— To be done —
Tally the lines of the data that include the word "this" and state the total, nothing else.

(Data excerpts)
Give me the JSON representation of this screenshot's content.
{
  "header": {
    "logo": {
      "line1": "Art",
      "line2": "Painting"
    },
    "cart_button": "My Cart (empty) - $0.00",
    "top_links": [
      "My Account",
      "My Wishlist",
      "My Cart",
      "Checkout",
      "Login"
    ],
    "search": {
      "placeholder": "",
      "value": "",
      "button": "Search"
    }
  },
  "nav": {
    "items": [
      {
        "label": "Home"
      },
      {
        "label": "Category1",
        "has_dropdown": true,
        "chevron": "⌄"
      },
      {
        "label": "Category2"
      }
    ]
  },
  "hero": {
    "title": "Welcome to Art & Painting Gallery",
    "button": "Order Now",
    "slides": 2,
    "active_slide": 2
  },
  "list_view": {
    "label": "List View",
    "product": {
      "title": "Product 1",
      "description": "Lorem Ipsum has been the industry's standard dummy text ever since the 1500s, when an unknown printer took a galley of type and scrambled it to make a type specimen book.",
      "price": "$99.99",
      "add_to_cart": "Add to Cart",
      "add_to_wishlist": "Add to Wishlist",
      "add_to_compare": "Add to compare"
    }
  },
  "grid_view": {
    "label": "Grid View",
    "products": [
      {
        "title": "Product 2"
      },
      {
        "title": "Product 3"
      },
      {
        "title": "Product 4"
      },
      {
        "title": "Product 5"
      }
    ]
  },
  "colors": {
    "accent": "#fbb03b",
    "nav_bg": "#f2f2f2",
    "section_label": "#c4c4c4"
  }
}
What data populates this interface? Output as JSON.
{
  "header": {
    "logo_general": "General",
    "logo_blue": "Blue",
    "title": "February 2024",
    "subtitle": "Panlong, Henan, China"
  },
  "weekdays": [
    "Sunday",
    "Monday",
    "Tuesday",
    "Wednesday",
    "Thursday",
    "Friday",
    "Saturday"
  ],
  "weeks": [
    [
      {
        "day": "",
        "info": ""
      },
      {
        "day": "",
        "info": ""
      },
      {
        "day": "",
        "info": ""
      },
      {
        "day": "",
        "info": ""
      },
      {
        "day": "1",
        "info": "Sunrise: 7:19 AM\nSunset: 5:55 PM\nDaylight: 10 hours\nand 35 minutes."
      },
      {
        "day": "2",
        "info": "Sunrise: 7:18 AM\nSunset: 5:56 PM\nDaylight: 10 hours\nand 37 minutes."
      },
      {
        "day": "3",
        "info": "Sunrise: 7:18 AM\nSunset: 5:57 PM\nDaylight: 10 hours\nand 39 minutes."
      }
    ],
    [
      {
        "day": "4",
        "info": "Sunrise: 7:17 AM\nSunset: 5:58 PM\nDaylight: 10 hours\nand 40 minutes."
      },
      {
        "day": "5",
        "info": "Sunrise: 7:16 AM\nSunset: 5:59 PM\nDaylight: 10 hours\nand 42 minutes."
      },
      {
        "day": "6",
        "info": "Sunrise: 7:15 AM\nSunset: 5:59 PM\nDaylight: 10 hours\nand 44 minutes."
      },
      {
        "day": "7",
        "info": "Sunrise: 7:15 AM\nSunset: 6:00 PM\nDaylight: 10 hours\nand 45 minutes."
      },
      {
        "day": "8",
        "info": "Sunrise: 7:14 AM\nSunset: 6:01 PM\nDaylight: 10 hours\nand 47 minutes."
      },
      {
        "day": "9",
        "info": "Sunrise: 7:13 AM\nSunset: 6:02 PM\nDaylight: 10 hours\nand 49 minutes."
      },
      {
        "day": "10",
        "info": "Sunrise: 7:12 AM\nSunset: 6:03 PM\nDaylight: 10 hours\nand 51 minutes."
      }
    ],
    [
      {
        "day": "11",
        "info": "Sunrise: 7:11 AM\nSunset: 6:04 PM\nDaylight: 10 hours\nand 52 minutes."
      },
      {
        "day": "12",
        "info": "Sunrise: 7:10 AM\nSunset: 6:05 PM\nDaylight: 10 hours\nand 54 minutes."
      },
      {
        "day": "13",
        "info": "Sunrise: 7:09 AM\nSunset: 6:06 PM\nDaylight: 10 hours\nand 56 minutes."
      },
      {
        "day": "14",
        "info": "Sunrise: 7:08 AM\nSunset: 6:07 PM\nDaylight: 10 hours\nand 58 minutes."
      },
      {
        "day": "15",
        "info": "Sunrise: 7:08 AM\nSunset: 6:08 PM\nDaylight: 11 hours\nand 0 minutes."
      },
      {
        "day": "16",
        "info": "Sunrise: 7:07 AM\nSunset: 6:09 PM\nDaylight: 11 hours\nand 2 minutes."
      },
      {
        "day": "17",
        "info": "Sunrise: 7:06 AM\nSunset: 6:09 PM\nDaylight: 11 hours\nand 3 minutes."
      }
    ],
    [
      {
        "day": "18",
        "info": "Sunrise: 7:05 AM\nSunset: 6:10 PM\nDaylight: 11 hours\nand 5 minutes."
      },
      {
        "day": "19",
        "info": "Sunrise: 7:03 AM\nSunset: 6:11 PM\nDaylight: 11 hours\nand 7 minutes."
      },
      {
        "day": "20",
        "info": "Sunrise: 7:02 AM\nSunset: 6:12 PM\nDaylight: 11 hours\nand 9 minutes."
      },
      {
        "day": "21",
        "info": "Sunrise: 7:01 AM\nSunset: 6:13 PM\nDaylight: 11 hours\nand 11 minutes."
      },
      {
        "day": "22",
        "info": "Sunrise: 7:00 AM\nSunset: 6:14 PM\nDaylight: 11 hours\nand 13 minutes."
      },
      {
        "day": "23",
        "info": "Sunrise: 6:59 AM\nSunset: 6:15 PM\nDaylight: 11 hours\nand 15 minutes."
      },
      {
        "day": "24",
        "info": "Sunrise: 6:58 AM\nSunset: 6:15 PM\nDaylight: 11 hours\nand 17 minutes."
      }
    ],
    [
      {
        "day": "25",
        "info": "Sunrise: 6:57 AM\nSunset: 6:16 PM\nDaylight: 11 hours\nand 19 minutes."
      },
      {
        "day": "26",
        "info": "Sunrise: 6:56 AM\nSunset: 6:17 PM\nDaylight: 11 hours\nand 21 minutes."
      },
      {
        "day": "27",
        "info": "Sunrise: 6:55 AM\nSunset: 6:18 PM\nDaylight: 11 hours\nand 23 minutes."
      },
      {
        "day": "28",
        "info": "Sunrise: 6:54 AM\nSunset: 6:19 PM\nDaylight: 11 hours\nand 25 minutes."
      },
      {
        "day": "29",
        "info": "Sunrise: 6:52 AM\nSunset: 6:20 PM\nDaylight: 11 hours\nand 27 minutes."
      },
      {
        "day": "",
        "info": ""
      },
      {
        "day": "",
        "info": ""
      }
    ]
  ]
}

— Correct answer —
2